- Aim -
Extract, from the listing that follows, each line containing the word "type".

========

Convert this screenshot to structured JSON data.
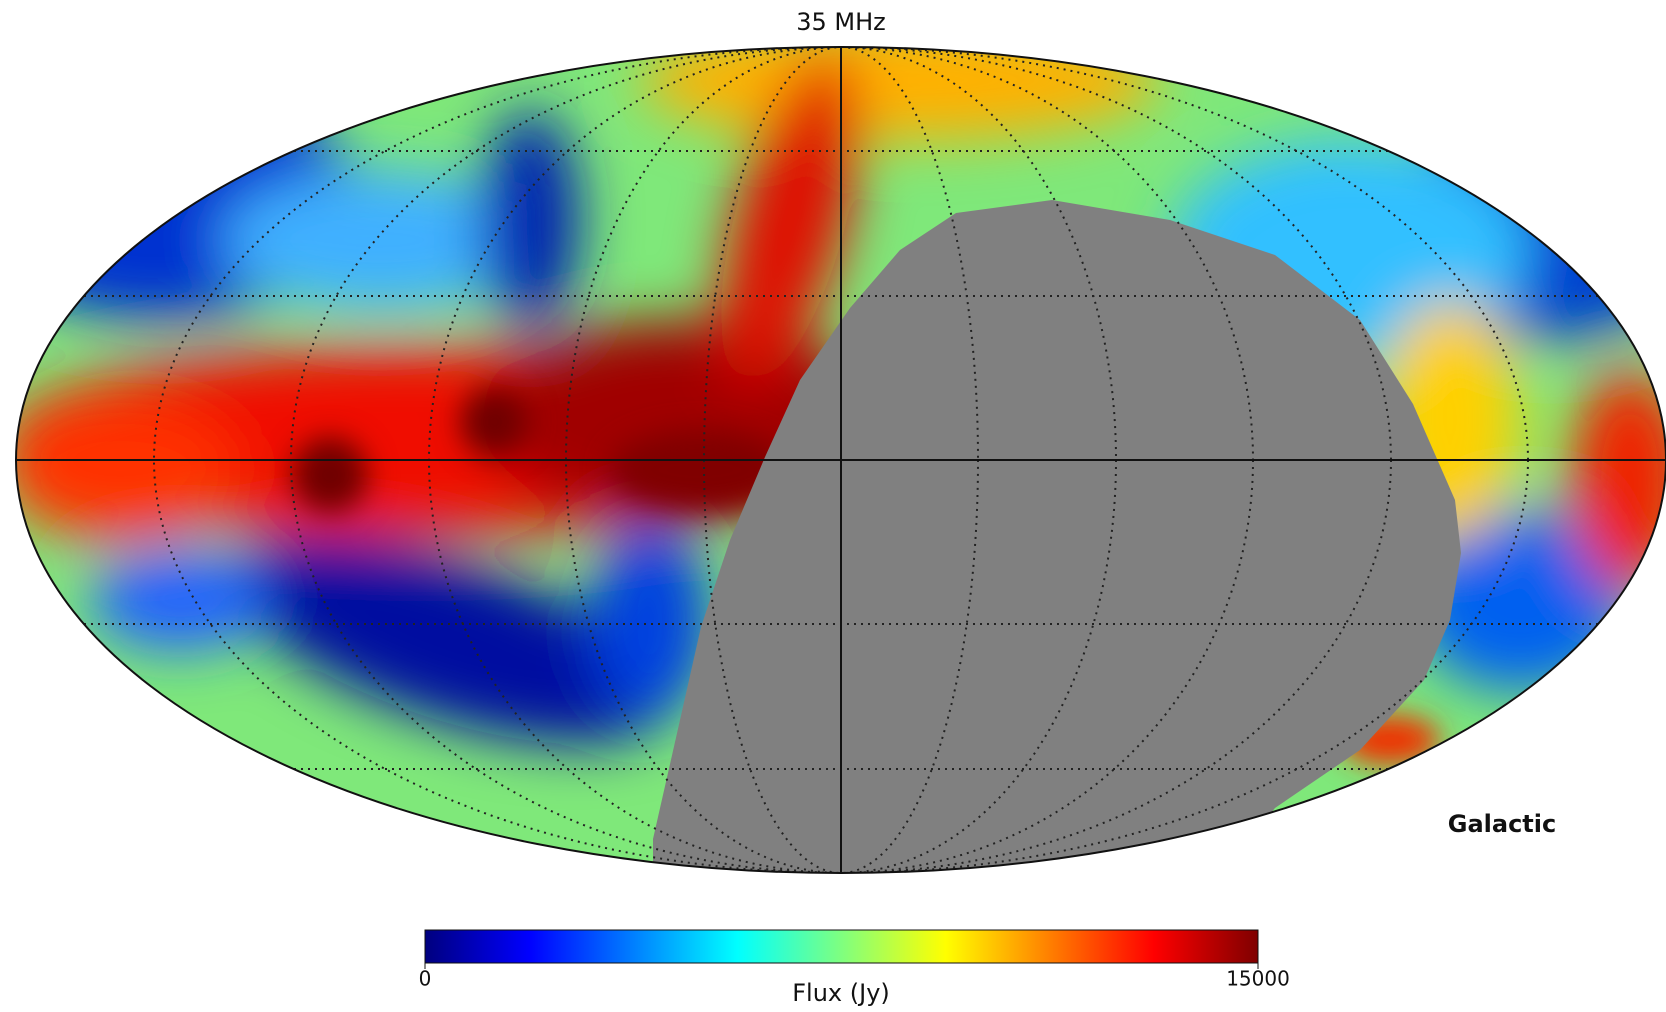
{
  "chart_data": {
    "type": "map",
    "title": "35 MHz",
    "coordinate_system": "Galactic",
    "colorbar": {
      "label": "Flux (Jy)",
      "lim": [
        0,
        15000
      ],
      "ticks": [
        0,
        15000
      ],
      "colormap": "jet"
    }
  }
}
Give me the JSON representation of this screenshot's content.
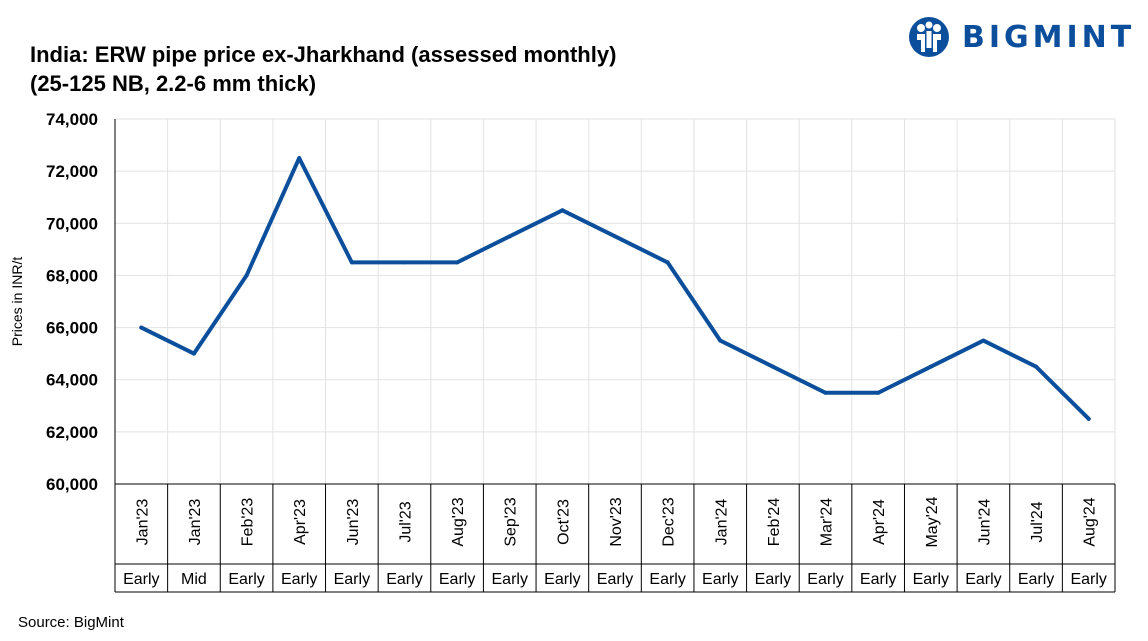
{
  "brand": {
    "name": "BIGMINT",
    "icon": "bigmint-logo-icon",
    "color": "#0b4f9c"
  },
  "source": "Source: BigMint",
  "chart_data": {
    "type": "line",
    "title": "India: ERW pipe price ex-Jharkhand (assessed monthly)",
    "subtitle": "(25-125 NB, 2.2-6 mm thick)",
    "xlabel": "",
    "ylabel": "Prices in INR/t",
    "ylim": [
      60000,
      74000
    ],
    "yticks": [
      60000,
      62000,
      64000,
      66000,
      68000,
      70000,
      72000,
      74000
    ],
    "ytick_labels": [
      "60,000",
      "62,000",
      "64,000",
      "66,000",
      "68,000",
      "70,000",
      "72,000",
      "74,000"
    ],
    "grid": true,
    "legend": "none",
    "categories": [
      "Jan'23",
      "Jan'23",
      "Feb'23",
      "Apr'23",
      "Jun'23",
      "Jul'23",
      "Aug'23",
      "Sep'23",
      "Oct'23",
      "Nov'23",
      "Dec'23",
      "Jan'24",
      "Feb'24",
      "Mar'24",
      "Apr'24",
      "May'24",
      "Jun'24",
      "Jul'24",
      "Aug'24"
    ],
    "subcategories": [
      "Early",
      "Mid",
      "Early",
      "Early",
      "Early",
      "Early",
      "Early",
      "Early",
      "Early",
      "Early",
      "Early",
      "Early",
      "Early",
      "Early",
      "Early",
      "Early",
      "Early",
      "Early",
      "Early"
    ],
    "series": [
      {
        "color": "#0b4f9c",
        "values": [
          66000,
          65000,
          68000,
          72500,
          68500,
          68500,
          68500,
          69500,
          70500,
          69500,
          68500,
          65500,
          64500,
          63500,
          63500,
          64500,
          65500,
          64500,
          62500
        ]
      }
    ]
  }
}
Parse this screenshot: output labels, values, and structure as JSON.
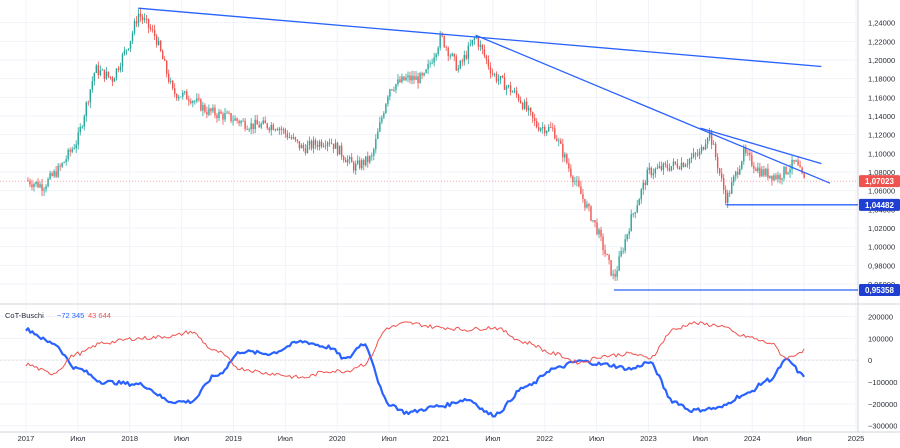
{
  "colors": {
    "up": "#26a69a",
    "down": "#ef5350",
    "trend": "#2962ff",
    "level_line": "#2962ff",
    "cot_blue": "#2962ff",
    "cot_red": "#ef5350",
    "grid": "#f0f3fa",
    "axis_text": "#2a2e39"
  },
  "chart_data": [
    {
      "type": "candlestick",
      "title": "",
      "y_axis_ticks": [
        "1,24000",
        "1,22000",
        "1,20000",
        "1,18000",
        "1,16000",
        "1,14000",
        "1,12000",
        "1,10000",
        "1,08000",
        "1,06000",
        "1,04000",
        "1,02000",
        "1,00000",
        "0,98000",
        "0,96000"
      ],
      "ylim": [
        0.945,
        1.26
      ],
      "last_price": {
        "value": 1.07023,
        "label": "1,07023"
      },
      "levels": [
        {
          "value": 1.04482,
          "label": "1,04482",
          "from": "2023-10"
        },
        {
          "value": 0.95358,
          "label": "0,95358",
          "from": "2022-09"
        }
      ],
      "trendlines": [
        {
          "from": [
            "2018-02",
            1.2555
          ],
          "to": [
            "2024-09",
            1.193
          ]
        },
        {
          "from": [
            "2021-05",
            1.2266
          ],
          "to": [
            "2024-10",
            1.068
          ]
        },
        {
          "from": [
            "2023-07",
            1.127
          ],
          "to": [
            "2024-09",
            1.089
          ]
        }
      ],
      "close_path": [
        [
          "2017-01",
          1.071
        ],
        [
          "2017-03",
          1.065
        ],
        [
          "2017-05",
          1.085
        ],
        [
          "2017-07",
          1.115
        ],
        [
          "2017-09",
          1.19
        ],
        [
          "2017-11",
          1.18
        ],
        [
          "2018-01",
          1.22
        ],
        [
          "2018-02",
          1.25
        ],
        [
          "2018-04",
          1.225
        ],
        [
          "2018-06",
          1.165
        ],
        [
          "2018-08",
          1.16
        ],
        [
          "2018-10",
          1.145
        ],
        [
          "2018-12",
          1.14
        ],
        [
          "2019-03",
          1.13
        ],
        [
          "2019-06",
          1.13
        ],
        [
          "2019-09",
          1.105
        ],
        [
          "2019-12",
          1.115
        ],
        [
          "2020-03",
          1.085
        ],
        [
          "2020-05",
          1.095
        ],
        [
          "2020-07",
          1.17
        ],
        [
          "2020-09",
          1.18
        ],
        [
          "2020-11",
          1.18
        ],
        [
          "2021-01",
          1.225
        ],
        [
          "2021-03",
          1.19
        ],
        [
          "2021-05",
          1.225
        ],
        [
          "2021-07",
          1.185
        ],
        [
          "2021-10",
          1.16
        ],
        [
          "2021-12",
          1.13
        ],
        [
          "2022-02",
          1.125
        ],
        [
          "2022-04",
          1.08
        ],
        [
          "2022-07",
          1.02
        ],
        [
          "2022-09",
          0.965
        ],
        [
          "2022-11",
          1.03
        ],
        [
          "2023-01",
          1.08
        ],
        [
          "2023-03",
          1.085
        ],
        [
          "2023-05",
          1.09
        ],
        [
          "2023-07",
          1.1
        ],
        [
          "2023-08",
          1.125
        ],
        [
          "2023-10",
          1.05
        ],
        [
          "2023-12",
          1.1
        ],
        [
          "2024-02",
          1.08
        ],
        [
          "2024-04",
          1.075
        ],
        [
          "2024-06",
          1.09
        ],
        [
          "2024-07",
          1.07
        ]
      ]
    },
    {
      "type": "line",
      "title": "CoT-Buschi",
      "legend": [
        "CoT-Buschi",
        "−72 345",
        "43 644"
      ],
      "y_axis_ticks": [
        "200000",
        "100000",
        "0",
        "−100000",
        "−200000",
        "−300000"
      ],
      "ylim": [
        -320000,
        230000
      ],
      "series": [
        {
          "name": "−72 345",
          "color": "cot_blue",
          "values": [
            [
              "2017-01",
              140000
            ],
            [
              "2017-04",
              80000
            ],
            [
              "2017-07",
              -40000
            ],
            [
              "2017-10",
              -100000
            ],
            [
              "2018-02",
              -110000
            ],
            [
              "2018-06",
              -190000
            ],
            [
              "2018-08",
              -190000
            ],
            [
              "2018-11",
              -70000
            ],
            [
              "2019-02",
              40000
            ],
            [
              "2019-05",
              30000
            ],
            [
              "2019-09",
              85000
            ],
            [
              "2019-12",
              60000
            ],
            [
              "2020-02",
              5000
            ],
            [
              "2020-04",
              75000
            ],
            [
              "2020-07",
              -200000
            ],
            [
              "2020-09",
              -240000
            ],
            [
              "2021-01",
              -210000
            ],
            [
              "2021-04",
              -180000
            ],
            [
              "2021-07",
              -250000
            ],
            [
              "2021-11",
              -120000
            ],
            [
              "2022-02",
              -40000
            ],
            [
              "2022-05",
              -5000
            ],
            [
              "2022-08",
              -20000
            ],
            [
              "2022-11",
              -40000
            ],
            [
              "2023-01",
              -10000
            ],
            [
              "2023-04",
              -190000
            ],
            [
              "2023-06",
              -230000
            ],
            [
              "2023-09",
              -220000
            ],
            [
              "2023-12",
              -160000
            ],
            [
              "2024-03",
              -90000
            ],
            [
              "2024-05",
              0
            ],
            [
              "2024-07",
              -72345
            ]
          ]
        },
        {
          "name": "43 644",
          "color": "cot_red",
          "values": [
            [
              "2017-01",
              -20000
            ],
            [
              "2017-04",
              -60000
            ],
            [
              "2017-07",
              30000
            ],
            [
              "2017-10",
              80000
            ],
            [
              "2018-02",
              100000
            ],
            [
              "2018-06",
              110000
            ],
            [
              "2018-08",
              130000
            ],
            [
              "2018-11",
              40000
            ],
            [
              "2019-02",
              -40000
            ],
            [
              "2019-05",
              -60000
            ],
            [
              "2019-09",
              -80000
            ],
            [
              "2019-12",
              -50000
            ],
            [
              "2020-02",
              -50000
            ],
            [
              "2020-04",
              -20000
            ],
            [
              "2020-07",
              150000
            ],
            [
              "2020-09",
              170000
            ],
            [
              "2021-01",
              150000
            ],
            [
              "2021-04",
              140000
            ],
            [
              "2021-07",
              150000
            ],
            [
              "2021-11",
              80000
            ],
            [
              "2022-02",
              30000
            ],
            [
              "2022-05",
              -10000
            ],
            [
              "2022-08",
              20000
            ],
            [
              "2022-11",
              30000
            ],
            [
              "2023-01",
              10000
            ],
            [
              "2023-04",
              140000
            ],
            [
              "2023-06",
              170000
            ],
            [
              "2023-09",
              160000
            ],
            [
              "2023-12",
              110000
            ],
            [
              "2024-03",
              80000
            ],
            [
              "2024-05",
              10000
            ],
            [
              "2024-07",
              43644
            ]
          ]
        }
      ]
    }
  ],
  "time_axis": {
    "labels": [
      {
        "text": "2017",
        "date": "2017-01"
      },
      {
        "text": "Июл",
        "date": "2017-07"
      },
      {
        "text": "2018",
        "date": "2018-01"
      },
      {
        "text": "Июл",
        "date": "2018-07"
      },
      {
        "text": "2019",
        "date": "2019-01"
      },
      {
        "text": "Июл",
        "date": "2019-07"
      },
      {
        "text": "2020",
        "date": "2020-01"
      },
      {
        "text": "Июл",
        "date": "2020-07"
      },
      {
        "text": "2021",
        "date": "2021-01"
      },
      {
        "text": "Июл",
        "date": "2021-07"
      },
      {
        "text": "2022",
        "date": "2022-01"
      },
      {
        "text": "Июл",
        "date": "2022-07"
      },
      {
        "text": "2023",
        "date": "2023-01"
      },
      {
        "text": "Июл",
        "date": "2023-07"
      },
      {
        "text": "2024",
        "date": "2024-01"
      },
      {
        "text": "Июл",
        "date": "2024-07"
      },
      {
        "text": "2025",
        "date": "2025-01"
      }
    ]
  }
}
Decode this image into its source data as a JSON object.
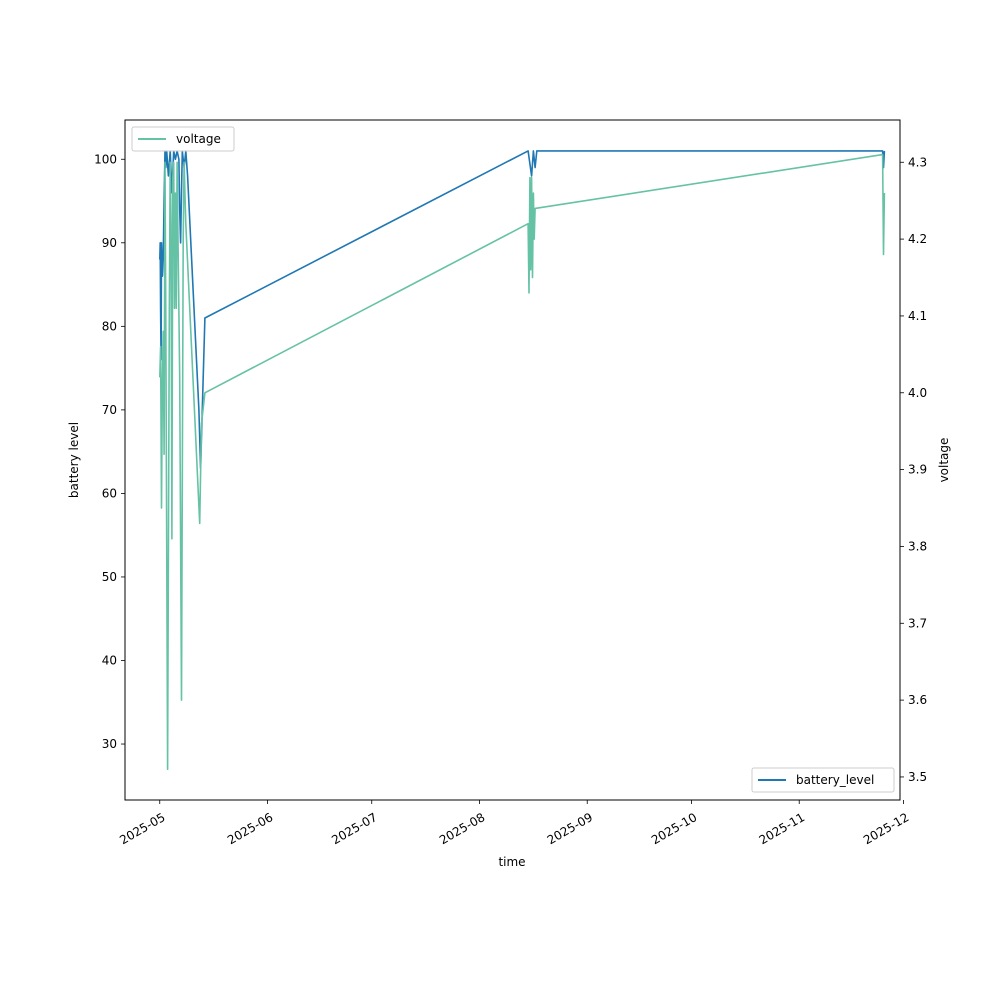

========

- The completed task -
    "type": "map",
    "type": "line",
      "type": "candlestick",
      "type": "line",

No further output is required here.